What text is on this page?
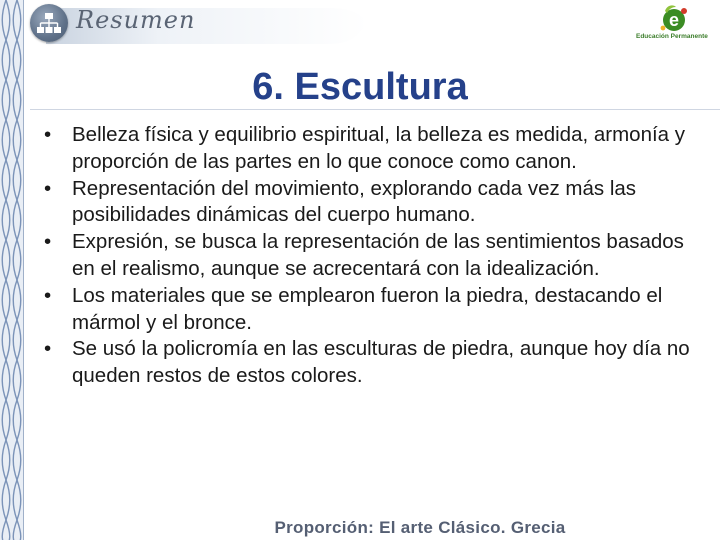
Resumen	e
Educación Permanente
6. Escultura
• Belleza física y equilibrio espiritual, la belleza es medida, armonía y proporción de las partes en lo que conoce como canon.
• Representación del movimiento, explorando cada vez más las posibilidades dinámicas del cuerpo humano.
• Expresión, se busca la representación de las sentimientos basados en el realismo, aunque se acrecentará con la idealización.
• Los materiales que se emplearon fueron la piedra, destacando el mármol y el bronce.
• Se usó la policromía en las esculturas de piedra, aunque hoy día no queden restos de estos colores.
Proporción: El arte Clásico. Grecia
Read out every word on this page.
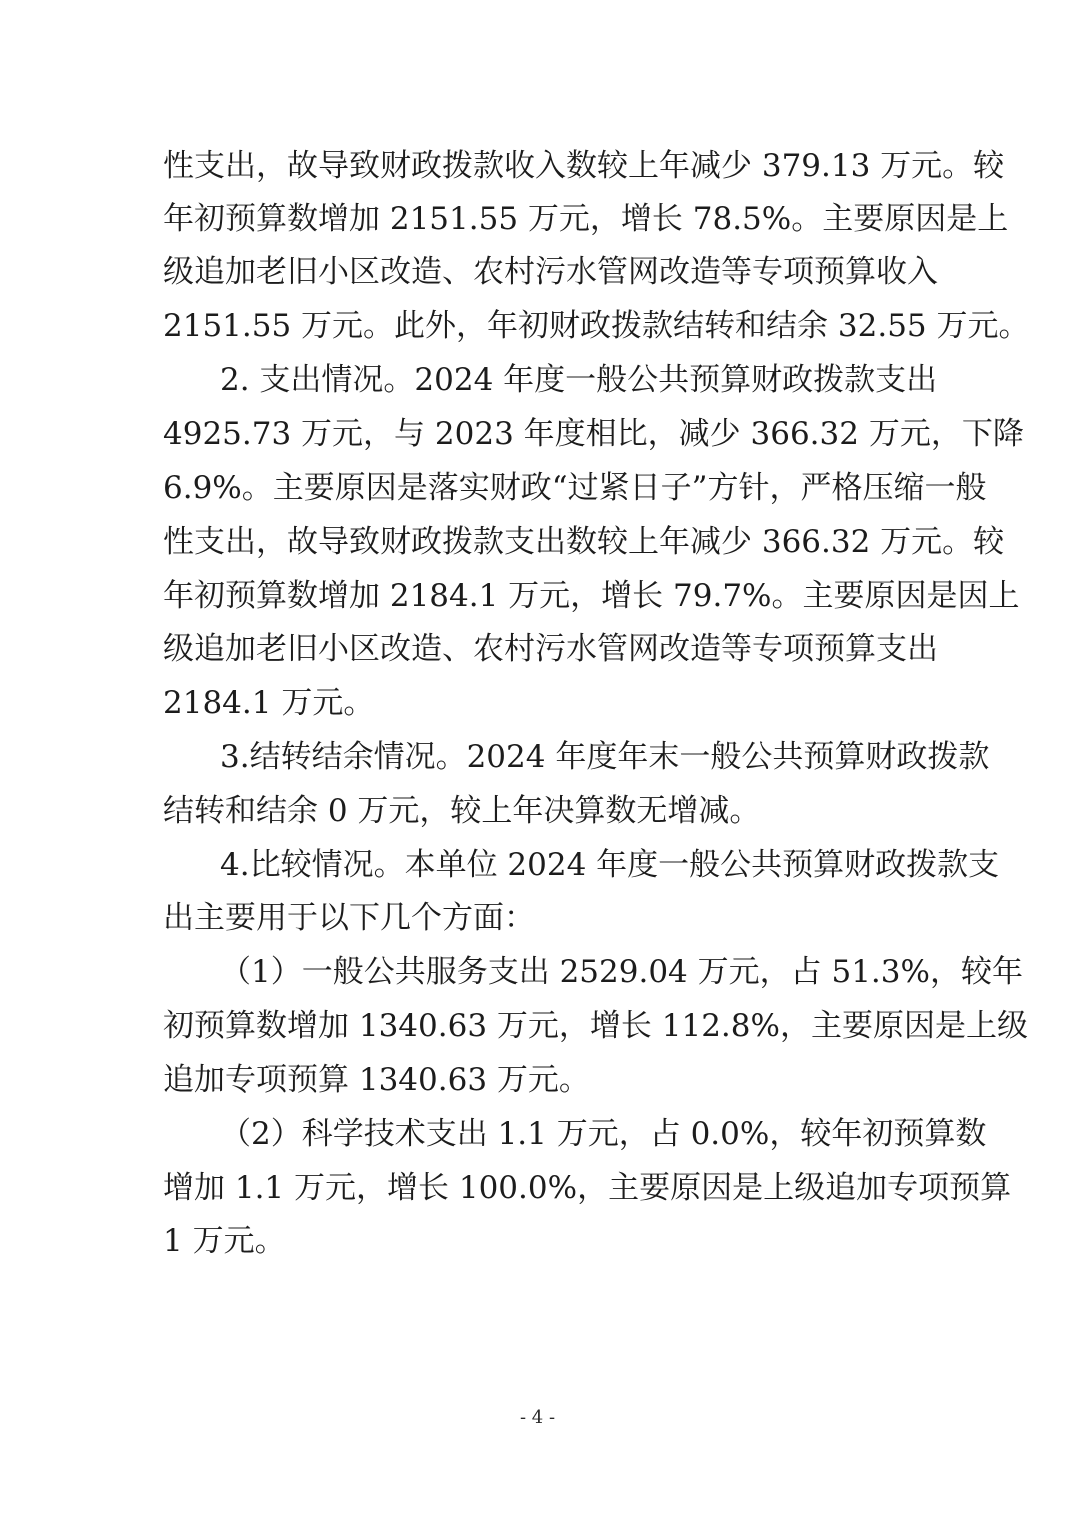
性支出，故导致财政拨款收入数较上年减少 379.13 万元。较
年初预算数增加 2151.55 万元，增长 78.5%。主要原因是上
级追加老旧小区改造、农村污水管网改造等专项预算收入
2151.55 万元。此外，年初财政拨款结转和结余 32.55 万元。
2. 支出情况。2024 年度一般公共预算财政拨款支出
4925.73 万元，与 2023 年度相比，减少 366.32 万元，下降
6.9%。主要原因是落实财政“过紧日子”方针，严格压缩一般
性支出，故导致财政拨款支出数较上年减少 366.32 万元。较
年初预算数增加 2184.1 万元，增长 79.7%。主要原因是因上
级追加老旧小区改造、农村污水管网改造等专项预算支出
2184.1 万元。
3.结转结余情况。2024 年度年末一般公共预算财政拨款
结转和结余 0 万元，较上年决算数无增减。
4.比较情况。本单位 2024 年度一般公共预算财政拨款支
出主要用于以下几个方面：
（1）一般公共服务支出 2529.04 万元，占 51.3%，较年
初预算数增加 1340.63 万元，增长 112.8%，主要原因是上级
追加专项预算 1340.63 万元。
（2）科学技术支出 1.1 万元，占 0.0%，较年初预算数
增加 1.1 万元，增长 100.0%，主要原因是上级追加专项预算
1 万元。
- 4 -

---

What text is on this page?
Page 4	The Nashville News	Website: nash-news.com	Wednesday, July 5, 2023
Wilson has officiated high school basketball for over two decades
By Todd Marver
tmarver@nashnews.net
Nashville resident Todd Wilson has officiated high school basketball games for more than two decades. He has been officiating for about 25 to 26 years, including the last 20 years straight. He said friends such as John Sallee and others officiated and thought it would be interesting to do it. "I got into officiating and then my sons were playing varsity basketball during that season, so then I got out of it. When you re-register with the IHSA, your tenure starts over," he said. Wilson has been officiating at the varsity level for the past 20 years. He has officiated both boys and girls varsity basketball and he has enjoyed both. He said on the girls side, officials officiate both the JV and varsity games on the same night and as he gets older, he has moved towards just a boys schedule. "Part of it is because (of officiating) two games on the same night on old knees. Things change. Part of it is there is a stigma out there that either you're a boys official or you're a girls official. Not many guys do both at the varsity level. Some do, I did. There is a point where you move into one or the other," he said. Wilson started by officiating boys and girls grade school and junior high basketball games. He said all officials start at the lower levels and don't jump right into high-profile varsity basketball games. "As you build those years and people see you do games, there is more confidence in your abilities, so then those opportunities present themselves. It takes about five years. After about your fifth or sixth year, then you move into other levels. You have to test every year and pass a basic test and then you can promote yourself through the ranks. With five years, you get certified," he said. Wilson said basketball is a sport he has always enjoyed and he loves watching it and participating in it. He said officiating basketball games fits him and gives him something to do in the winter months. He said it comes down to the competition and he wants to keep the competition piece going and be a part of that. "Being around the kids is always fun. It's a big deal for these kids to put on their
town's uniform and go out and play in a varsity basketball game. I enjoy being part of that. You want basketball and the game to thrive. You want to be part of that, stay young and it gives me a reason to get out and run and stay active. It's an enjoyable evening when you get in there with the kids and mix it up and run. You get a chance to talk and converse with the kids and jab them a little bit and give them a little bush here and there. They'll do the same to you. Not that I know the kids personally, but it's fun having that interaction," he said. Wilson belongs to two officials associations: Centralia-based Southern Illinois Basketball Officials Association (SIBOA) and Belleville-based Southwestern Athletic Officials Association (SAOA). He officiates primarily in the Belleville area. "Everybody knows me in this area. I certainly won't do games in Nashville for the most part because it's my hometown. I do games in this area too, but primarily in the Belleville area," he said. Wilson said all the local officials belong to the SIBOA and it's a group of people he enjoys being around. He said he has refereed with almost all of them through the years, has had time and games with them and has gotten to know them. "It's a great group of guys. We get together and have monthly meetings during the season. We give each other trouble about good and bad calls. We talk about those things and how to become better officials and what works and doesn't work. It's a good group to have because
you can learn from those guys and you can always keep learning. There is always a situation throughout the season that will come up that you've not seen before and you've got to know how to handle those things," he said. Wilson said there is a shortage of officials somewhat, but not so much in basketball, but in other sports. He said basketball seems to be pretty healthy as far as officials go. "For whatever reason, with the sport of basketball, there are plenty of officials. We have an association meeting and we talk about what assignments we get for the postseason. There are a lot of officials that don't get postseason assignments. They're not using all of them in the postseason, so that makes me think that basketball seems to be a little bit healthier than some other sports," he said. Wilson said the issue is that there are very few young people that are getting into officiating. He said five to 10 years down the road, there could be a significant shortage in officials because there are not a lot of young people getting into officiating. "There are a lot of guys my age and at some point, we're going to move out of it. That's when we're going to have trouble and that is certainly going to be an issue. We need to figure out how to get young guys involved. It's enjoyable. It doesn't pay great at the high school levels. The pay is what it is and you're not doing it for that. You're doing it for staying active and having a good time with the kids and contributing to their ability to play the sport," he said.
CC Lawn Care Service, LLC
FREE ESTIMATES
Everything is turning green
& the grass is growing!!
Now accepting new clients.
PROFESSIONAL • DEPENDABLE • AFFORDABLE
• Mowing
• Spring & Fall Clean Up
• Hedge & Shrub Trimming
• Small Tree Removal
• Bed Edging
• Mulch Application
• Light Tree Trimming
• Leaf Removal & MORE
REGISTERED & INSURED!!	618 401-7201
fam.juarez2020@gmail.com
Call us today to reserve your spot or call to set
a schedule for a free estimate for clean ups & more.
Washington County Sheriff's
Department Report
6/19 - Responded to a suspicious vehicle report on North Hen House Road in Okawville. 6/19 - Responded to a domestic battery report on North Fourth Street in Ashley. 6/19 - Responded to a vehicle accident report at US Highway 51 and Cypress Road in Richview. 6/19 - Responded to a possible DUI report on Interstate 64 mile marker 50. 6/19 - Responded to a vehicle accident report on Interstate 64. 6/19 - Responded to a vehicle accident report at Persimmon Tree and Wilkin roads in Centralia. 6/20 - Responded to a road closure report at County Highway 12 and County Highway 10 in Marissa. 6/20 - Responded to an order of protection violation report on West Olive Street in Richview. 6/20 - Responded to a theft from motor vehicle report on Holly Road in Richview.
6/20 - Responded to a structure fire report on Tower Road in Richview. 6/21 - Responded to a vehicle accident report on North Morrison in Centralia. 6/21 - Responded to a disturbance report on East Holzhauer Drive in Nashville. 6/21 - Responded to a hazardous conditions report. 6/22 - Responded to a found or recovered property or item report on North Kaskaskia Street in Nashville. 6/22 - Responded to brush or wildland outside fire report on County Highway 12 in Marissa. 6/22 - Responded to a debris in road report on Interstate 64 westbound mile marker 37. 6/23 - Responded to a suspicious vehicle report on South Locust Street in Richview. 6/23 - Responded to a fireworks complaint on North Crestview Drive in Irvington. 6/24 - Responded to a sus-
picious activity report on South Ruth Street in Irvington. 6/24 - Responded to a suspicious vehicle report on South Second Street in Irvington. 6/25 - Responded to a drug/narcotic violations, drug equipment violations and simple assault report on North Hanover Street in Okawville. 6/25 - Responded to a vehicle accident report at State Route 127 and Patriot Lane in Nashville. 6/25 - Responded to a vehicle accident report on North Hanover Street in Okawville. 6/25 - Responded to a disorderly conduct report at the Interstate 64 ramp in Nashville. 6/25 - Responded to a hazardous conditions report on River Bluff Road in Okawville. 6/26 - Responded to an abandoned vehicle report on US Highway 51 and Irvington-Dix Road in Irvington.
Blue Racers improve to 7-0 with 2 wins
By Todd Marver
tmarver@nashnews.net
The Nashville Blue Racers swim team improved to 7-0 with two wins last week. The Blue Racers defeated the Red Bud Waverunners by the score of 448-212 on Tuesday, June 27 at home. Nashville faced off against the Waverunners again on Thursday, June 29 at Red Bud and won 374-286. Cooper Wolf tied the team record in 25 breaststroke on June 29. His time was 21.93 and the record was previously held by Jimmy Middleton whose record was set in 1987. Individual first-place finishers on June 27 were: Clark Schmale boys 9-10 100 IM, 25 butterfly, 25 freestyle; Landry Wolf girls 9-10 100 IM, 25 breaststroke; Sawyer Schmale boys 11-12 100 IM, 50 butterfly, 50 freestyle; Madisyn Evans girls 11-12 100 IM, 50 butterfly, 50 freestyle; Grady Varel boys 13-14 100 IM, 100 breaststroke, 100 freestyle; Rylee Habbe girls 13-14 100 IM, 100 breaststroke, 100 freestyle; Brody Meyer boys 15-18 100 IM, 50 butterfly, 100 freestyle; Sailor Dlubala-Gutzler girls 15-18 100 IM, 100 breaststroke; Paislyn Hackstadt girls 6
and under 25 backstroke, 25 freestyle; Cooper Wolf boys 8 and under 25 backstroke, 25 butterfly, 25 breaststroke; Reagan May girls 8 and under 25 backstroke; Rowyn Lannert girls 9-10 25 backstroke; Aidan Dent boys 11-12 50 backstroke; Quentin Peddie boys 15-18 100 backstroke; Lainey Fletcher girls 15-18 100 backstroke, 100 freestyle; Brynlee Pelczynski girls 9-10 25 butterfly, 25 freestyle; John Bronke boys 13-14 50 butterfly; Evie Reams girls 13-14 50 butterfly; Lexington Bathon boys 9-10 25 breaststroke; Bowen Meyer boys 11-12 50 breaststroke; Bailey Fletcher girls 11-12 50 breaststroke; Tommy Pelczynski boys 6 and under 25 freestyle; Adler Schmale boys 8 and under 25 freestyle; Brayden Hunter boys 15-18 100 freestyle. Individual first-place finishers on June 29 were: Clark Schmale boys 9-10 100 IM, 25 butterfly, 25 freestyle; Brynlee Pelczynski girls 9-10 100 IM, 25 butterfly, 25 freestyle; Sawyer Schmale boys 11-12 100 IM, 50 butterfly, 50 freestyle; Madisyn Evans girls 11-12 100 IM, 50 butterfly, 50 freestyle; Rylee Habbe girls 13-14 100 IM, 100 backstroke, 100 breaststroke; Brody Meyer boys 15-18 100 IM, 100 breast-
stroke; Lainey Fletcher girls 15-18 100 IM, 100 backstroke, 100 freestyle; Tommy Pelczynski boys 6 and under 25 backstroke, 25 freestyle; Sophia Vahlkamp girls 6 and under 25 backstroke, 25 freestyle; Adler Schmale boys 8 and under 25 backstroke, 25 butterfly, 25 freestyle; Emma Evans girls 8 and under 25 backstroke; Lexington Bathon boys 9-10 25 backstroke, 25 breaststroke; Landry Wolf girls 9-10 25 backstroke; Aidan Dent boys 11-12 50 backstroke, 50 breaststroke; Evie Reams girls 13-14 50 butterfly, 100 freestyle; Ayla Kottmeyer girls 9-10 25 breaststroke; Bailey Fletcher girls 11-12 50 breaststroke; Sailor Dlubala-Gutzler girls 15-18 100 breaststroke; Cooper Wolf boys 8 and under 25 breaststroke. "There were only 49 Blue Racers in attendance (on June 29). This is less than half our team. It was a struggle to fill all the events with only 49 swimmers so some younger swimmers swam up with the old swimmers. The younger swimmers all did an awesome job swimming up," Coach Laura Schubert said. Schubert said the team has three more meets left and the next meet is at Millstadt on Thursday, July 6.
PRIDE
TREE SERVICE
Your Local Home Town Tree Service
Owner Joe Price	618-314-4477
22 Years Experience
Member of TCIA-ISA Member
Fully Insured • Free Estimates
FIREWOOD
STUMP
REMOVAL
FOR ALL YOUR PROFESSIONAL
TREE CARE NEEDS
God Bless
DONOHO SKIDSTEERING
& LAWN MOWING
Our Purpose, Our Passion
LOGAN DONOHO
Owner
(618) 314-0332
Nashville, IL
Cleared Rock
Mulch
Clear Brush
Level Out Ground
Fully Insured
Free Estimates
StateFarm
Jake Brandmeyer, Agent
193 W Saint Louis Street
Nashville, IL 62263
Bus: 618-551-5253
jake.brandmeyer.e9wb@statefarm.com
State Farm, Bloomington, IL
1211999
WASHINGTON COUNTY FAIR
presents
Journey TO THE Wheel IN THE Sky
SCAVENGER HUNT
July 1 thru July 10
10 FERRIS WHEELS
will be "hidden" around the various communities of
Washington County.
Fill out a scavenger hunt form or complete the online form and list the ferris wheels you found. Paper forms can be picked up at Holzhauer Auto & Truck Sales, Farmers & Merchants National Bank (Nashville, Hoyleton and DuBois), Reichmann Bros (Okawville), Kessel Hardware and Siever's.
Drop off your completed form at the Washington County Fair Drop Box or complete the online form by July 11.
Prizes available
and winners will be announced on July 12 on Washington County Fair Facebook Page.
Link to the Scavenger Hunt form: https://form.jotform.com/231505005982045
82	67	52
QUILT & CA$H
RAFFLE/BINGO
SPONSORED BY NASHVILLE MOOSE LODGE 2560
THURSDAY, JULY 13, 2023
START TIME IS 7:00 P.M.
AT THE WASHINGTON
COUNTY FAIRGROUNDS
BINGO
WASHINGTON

---

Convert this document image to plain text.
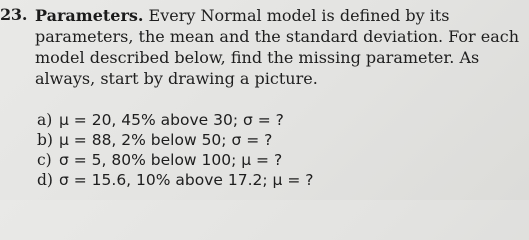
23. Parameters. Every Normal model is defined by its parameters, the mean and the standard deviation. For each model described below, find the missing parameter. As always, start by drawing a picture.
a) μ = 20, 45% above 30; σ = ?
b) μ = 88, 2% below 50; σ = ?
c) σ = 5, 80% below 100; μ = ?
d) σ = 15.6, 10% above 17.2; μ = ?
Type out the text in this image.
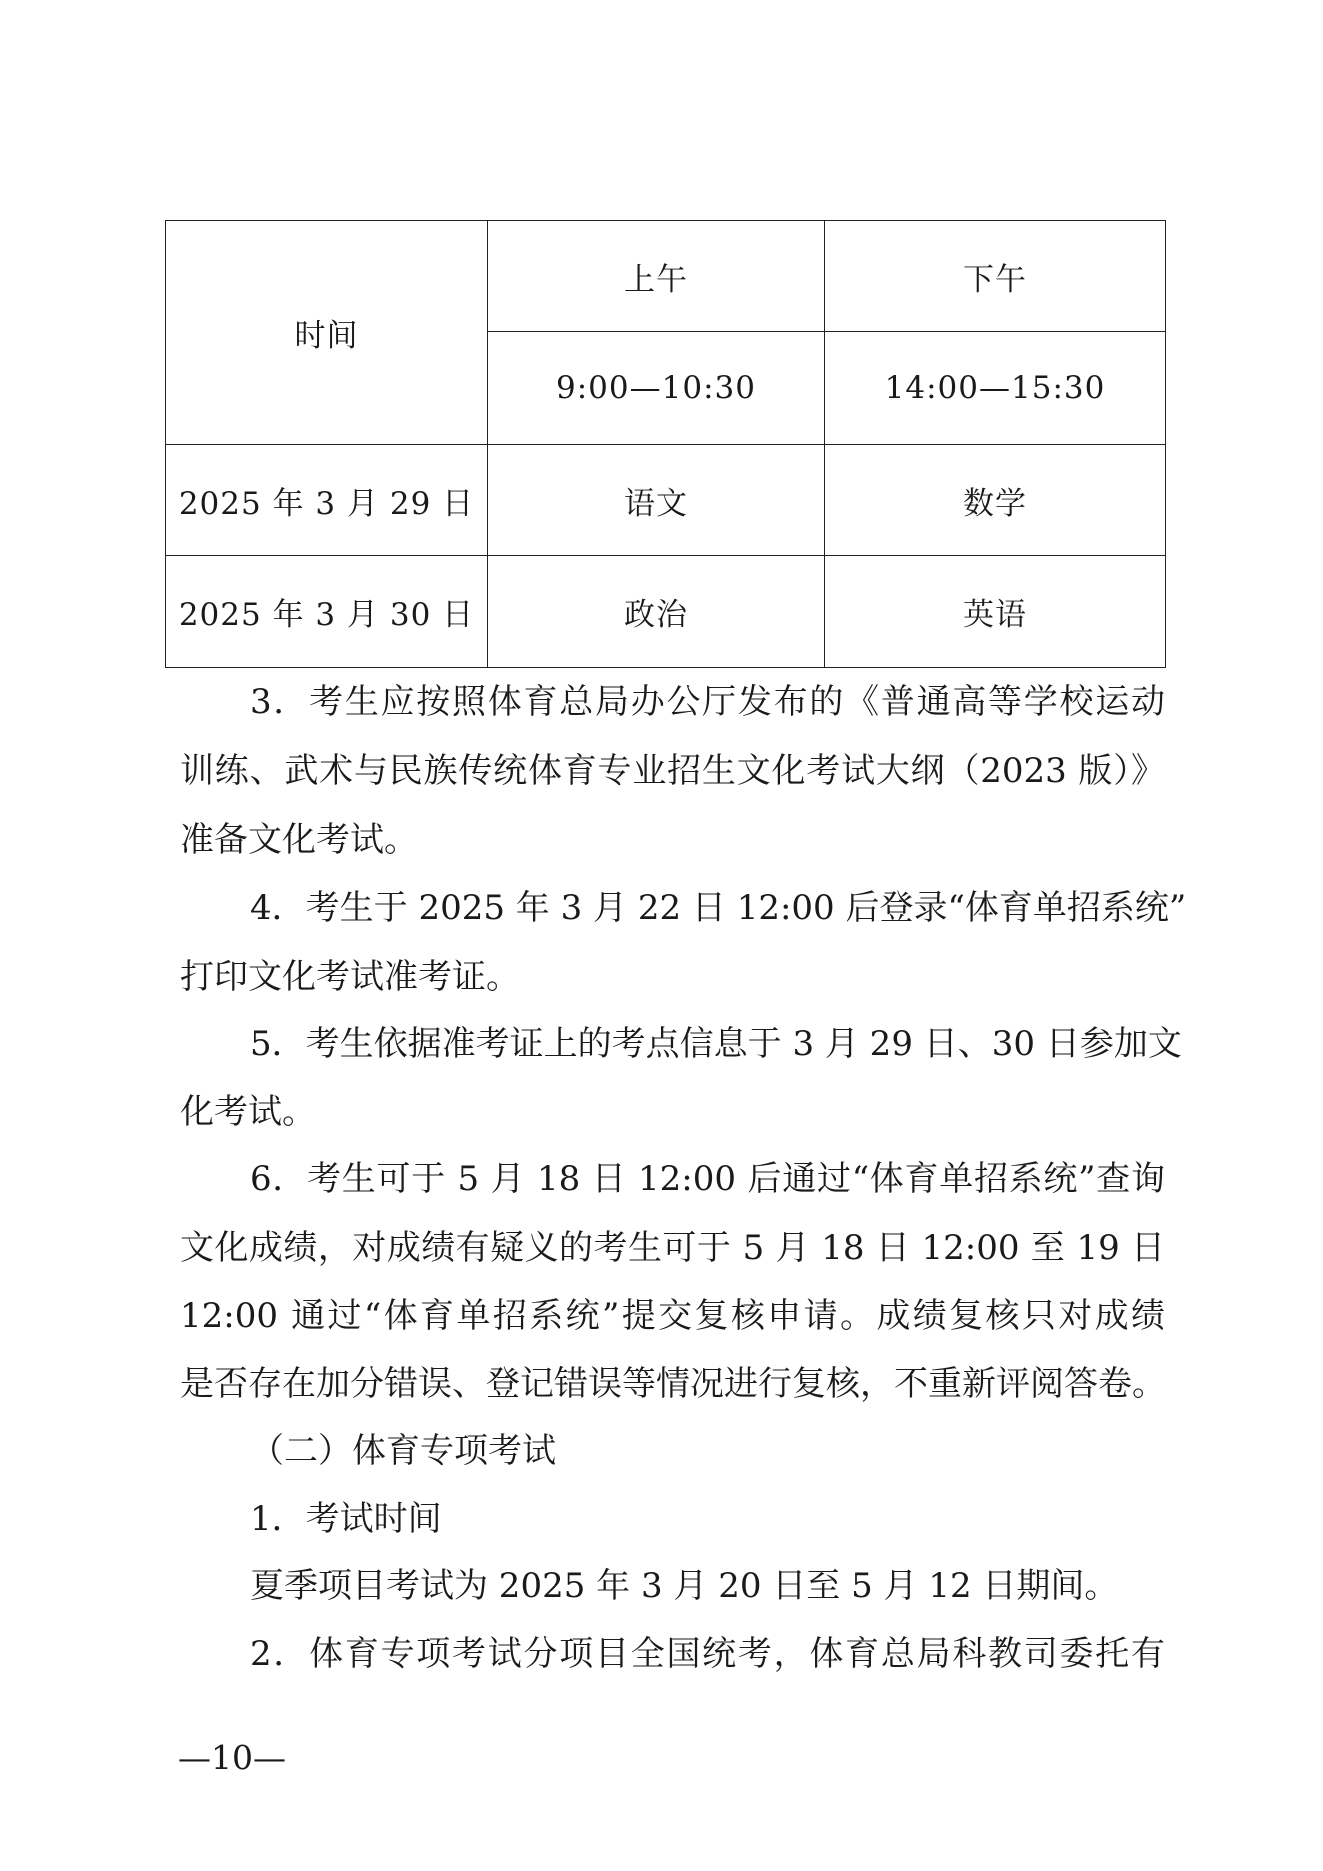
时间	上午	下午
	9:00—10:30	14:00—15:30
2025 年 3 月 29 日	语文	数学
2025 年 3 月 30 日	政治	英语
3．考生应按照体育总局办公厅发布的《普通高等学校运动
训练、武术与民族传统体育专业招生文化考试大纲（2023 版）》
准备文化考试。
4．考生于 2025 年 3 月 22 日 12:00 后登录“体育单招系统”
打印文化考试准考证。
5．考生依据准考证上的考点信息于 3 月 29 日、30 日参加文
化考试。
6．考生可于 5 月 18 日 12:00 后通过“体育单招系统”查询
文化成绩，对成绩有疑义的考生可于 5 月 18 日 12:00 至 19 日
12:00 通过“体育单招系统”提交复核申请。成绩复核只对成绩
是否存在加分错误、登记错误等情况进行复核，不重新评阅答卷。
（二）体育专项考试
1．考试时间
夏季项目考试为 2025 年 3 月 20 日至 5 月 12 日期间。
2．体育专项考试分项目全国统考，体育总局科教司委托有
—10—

Objective
Take every line from the data above that holds "级追加老旧小区改造" and copy it out.

Problem solution
级追加老旧小区改造、农村污水管网改造等专项预算收入
级追加老旧小区改造、农村污水管网改造等专项预算支出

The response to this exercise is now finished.